### EXCERPTED RECORDS:
— Begin —

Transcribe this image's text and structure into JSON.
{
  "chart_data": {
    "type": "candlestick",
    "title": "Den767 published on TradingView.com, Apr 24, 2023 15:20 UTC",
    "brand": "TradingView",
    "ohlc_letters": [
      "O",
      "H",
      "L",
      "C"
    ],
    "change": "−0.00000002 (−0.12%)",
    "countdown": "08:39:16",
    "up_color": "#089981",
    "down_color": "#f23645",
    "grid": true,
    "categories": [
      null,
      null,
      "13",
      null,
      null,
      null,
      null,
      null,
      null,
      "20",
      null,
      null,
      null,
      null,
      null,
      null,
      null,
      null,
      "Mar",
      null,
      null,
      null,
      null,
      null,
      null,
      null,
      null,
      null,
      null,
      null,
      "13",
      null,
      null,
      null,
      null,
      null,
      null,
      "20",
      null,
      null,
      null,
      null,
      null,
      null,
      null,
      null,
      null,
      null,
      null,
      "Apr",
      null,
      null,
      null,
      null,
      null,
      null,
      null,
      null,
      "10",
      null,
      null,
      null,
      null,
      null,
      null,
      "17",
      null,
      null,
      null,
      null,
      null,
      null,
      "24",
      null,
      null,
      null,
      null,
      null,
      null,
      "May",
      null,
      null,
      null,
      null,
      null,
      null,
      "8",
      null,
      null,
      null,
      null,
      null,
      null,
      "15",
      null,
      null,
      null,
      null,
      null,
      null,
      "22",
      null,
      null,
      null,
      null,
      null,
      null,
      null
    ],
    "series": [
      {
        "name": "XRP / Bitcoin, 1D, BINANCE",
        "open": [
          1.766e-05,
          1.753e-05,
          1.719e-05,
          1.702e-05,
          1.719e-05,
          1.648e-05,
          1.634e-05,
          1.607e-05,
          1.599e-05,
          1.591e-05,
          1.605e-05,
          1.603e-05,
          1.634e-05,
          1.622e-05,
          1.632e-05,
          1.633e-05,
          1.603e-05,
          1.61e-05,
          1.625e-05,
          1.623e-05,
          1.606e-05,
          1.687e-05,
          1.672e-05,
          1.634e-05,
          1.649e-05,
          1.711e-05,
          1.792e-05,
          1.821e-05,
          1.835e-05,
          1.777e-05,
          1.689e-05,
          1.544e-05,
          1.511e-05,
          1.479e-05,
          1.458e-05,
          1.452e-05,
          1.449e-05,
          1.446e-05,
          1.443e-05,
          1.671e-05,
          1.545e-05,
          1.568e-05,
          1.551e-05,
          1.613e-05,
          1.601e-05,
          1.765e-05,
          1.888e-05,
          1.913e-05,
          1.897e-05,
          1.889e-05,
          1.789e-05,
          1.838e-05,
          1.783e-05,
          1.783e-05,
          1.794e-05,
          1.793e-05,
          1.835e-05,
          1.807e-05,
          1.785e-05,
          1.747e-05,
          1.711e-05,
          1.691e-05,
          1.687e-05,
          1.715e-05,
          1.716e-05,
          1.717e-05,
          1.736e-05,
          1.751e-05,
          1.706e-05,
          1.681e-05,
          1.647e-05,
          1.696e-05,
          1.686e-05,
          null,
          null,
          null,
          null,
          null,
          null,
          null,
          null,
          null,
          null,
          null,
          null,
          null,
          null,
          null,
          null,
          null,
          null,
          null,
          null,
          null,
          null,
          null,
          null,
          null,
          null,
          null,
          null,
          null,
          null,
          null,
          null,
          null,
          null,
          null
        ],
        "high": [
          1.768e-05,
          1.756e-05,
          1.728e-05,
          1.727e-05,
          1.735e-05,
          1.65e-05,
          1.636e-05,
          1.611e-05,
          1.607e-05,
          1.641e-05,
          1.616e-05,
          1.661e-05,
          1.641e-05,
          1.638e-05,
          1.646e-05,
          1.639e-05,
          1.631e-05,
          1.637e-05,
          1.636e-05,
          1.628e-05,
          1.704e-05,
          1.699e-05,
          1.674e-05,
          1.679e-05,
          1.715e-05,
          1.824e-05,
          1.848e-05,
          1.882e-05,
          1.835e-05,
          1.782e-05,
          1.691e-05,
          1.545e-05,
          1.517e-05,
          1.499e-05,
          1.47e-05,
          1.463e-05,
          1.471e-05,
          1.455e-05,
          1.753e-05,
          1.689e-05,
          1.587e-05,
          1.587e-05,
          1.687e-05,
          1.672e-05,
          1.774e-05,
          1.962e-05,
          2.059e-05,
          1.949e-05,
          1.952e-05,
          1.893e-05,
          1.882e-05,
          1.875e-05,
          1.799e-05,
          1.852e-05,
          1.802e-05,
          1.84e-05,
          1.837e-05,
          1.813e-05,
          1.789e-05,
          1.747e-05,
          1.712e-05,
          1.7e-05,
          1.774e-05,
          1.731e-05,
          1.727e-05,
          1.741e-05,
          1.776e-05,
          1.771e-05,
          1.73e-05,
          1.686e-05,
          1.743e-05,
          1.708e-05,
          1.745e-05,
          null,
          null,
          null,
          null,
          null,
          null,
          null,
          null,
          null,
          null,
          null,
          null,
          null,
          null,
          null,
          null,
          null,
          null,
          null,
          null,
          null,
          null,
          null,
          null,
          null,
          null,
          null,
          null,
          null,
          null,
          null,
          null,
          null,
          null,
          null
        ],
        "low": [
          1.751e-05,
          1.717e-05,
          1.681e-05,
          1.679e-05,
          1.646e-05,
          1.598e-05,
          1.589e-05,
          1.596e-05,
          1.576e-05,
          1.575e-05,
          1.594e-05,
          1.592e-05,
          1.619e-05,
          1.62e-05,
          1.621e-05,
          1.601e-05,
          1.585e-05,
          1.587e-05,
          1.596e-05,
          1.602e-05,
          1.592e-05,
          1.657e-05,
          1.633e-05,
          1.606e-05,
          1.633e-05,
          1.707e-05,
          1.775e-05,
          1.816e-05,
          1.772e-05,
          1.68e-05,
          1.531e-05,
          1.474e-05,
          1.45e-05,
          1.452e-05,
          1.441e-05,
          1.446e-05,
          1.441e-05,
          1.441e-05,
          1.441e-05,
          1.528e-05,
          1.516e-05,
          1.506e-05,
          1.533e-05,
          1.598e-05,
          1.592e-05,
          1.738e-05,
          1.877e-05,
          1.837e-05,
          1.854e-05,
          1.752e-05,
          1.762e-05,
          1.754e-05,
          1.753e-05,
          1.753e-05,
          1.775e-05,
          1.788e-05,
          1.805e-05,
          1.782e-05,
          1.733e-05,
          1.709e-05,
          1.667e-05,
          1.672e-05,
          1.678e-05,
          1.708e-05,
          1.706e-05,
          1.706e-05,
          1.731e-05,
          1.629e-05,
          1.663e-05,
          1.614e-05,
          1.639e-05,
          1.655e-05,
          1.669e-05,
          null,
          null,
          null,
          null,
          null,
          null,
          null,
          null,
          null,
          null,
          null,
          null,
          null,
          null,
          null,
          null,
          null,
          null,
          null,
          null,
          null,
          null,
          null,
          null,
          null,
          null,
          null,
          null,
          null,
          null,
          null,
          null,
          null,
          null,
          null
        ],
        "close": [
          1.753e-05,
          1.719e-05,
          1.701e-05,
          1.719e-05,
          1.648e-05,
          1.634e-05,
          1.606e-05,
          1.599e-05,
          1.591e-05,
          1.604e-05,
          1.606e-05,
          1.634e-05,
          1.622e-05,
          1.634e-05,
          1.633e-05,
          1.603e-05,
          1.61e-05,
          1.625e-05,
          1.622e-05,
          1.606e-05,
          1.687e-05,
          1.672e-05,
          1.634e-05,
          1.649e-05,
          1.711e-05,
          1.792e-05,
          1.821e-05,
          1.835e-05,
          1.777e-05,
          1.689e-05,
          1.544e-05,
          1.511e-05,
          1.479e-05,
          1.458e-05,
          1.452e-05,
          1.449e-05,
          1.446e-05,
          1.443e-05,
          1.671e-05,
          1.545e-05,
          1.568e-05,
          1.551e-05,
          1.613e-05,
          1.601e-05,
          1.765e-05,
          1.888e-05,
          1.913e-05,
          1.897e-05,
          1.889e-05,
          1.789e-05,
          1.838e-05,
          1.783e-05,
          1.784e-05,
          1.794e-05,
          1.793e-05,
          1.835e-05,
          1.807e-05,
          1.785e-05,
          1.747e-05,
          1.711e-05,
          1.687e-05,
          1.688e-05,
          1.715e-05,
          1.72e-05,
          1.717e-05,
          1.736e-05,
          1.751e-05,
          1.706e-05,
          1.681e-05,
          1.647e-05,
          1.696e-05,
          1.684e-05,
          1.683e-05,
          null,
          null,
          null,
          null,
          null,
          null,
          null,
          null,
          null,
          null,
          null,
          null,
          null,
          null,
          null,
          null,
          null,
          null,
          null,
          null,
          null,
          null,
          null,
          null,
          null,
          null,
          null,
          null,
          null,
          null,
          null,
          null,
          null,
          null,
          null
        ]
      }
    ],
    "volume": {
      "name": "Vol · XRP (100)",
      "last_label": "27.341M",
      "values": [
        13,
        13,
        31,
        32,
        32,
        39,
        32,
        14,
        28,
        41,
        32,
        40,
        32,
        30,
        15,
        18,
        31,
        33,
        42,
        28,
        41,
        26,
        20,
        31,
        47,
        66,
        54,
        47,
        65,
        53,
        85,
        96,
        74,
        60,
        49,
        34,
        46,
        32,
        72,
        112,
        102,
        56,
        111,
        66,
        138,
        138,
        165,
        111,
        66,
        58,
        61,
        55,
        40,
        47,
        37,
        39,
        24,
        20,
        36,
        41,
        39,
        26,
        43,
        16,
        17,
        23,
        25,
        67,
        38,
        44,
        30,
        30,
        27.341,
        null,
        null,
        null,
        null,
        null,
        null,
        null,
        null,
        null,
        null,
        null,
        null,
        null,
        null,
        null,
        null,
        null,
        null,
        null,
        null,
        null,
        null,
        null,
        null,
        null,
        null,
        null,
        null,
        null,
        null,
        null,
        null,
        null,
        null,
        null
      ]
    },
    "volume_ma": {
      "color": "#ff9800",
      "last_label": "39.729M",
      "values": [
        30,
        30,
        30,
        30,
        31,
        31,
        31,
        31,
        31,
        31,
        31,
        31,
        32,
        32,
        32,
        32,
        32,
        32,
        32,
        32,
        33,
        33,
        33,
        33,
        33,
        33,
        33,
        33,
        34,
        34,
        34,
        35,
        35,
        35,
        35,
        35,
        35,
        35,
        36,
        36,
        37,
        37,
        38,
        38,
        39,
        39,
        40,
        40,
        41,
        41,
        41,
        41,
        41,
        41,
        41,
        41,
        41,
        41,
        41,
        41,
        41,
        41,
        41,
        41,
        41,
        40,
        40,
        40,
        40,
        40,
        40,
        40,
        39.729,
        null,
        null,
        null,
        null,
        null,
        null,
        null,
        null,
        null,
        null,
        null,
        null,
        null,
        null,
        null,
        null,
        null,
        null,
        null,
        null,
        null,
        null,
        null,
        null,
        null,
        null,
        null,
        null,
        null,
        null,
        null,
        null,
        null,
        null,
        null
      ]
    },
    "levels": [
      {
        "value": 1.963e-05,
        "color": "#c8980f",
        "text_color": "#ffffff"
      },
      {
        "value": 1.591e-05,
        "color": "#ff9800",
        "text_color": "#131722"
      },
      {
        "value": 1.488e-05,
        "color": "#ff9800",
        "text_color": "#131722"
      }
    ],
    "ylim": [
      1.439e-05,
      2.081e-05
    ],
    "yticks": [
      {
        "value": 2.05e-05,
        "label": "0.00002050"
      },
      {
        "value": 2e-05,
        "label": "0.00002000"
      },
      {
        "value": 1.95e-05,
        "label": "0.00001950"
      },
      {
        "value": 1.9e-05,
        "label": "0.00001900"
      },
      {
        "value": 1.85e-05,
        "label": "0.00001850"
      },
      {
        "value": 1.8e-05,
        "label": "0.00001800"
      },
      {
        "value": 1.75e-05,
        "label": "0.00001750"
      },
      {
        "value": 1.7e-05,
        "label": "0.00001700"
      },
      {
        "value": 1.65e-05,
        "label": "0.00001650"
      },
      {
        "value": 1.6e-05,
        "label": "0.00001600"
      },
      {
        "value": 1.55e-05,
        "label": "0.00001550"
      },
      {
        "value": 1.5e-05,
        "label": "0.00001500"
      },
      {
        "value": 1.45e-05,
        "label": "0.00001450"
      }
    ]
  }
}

— End —

### WHAT IS EXPECTED:
Gather up every line from the listing above in which the word "TradingView" occurs.

### TASK ANSWER:
    "title": "Den767 published on TradingView.com, Apr 24, 2023 15:20 UTC",
    "brand": "TradingView",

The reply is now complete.